▶ **WHAT THE TASK REQUIRES**
Reproduce each line exactly.

▶ **SUPPLIED DATA**
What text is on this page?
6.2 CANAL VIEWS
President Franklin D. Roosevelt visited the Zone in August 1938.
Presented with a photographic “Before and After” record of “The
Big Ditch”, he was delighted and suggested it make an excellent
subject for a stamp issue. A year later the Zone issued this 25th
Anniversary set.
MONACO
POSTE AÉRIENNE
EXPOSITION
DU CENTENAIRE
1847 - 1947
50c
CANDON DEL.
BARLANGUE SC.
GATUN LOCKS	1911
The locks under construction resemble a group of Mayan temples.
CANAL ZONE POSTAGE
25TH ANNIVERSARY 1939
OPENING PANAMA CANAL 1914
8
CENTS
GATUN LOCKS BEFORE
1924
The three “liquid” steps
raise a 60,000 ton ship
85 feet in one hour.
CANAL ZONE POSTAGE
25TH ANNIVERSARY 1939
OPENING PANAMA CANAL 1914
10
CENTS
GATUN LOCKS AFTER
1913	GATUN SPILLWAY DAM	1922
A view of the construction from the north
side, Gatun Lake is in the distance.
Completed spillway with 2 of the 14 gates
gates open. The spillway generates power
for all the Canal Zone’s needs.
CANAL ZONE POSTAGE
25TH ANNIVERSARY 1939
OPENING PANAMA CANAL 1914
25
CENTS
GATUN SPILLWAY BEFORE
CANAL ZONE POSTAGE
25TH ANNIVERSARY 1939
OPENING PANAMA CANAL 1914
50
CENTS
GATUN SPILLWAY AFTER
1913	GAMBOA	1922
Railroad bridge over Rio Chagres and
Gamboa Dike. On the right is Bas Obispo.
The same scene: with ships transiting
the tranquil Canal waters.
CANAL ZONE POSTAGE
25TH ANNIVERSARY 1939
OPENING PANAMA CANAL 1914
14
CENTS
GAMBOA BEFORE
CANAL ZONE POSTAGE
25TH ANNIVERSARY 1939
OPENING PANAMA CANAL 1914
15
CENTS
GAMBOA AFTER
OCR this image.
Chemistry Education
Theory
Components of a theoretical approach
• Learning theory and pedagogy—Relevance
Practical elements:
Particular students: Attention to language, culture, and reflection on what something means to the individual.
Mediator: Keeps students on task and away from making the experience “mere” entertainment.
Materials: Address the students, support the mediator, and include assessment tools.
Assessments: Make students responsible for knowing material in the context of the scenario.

▶ **EXERCISE OUTPUT**
What text is on this page?
6.2 CANAL VIEWS
President Franklin D. Roosevelt visited the Zone in August 1938.
Presented with a photographic “Before and After” record of “The
Big Ditch”, he was delighted and suggested it make an excellent
subject for a stamp issue. A year later the Zone issued this 25th
Anniversary set.
MONACO
POSTE AÉRIENNE
EXPOSITION
DU CENTENAIRE
1847 - 1947
50c
CANDON DEL.
BARLANGUE SC.
GATUN LOCKS	1911
The locks under construction resemble a group of Mayan temples.
CANAL ZONE POSTAGE
25TH ANNIVERSARY 1939
OPENING PANAMA CANAL 1914
8
CENTS
GATUN LOCKS BEFORE
1924
The three “liquid” steps
raise a 60,000 ton ship
85 feet in one hour.
CANAL ZONE POSTAGE
25TH ANNIVERSARY 1939
OPENING PANAMA CANAL 1914
10
CENTS
GATUN LOCKS AFTER
1913	GATUN SPILLWAY DAM	1922
A view of the construction from the north
side, Gatun Lake is in the distance.
Completed spillway with 2 of the 14 gates
gates open. The spillway generates power
for all the Canal Zone’s needs.
CANAL ZONE POSTAGE
25TH ANNIVERSARY 1939
OPENING PANAMA CANAL 1914
25
CENTS
GATUN SPILLWAY BEFORE
CANAL ZONE POSTAGE
25TH ANNIVERSARY 1939
OPENING PANAMA CANAL 1914
50
CENTS
GATUN SPILLWAY AFTER
1913	GAMBOA	1922
Railroad bridge over Rio Chagres and
Gamboa Dike. On the right is Bas Obispo.
The same scene: with ships transiting
the tranquil Canal waters.
CANAL ZONE POSTAGE
25TH ANNIVERSARY 1939
OPENING PANAMA CANAL 1914
14
CENTS
GAMBOA BEFORE
CANAL ZONE POSTAGE
25TH ANNIVERSARY 1939
OPENING PANAMA CANAL 1914
15
CENTS
GAMBOA AFTER
OCR this image.
Chemistry Education
Theory
Components of a theoretical approach
• Learning theory and pedagogy—Relevance
Practical elements:
Particular students: Attention to language, culture, and reflection on what something means to the individual.
Mediator: Keeps students on task and away from making the experience “mere” entertainment.
Materials: Address the students, support the mediator, and include assessment tools.
Assessments: Make students responsible for knowing material in the context of the scenario.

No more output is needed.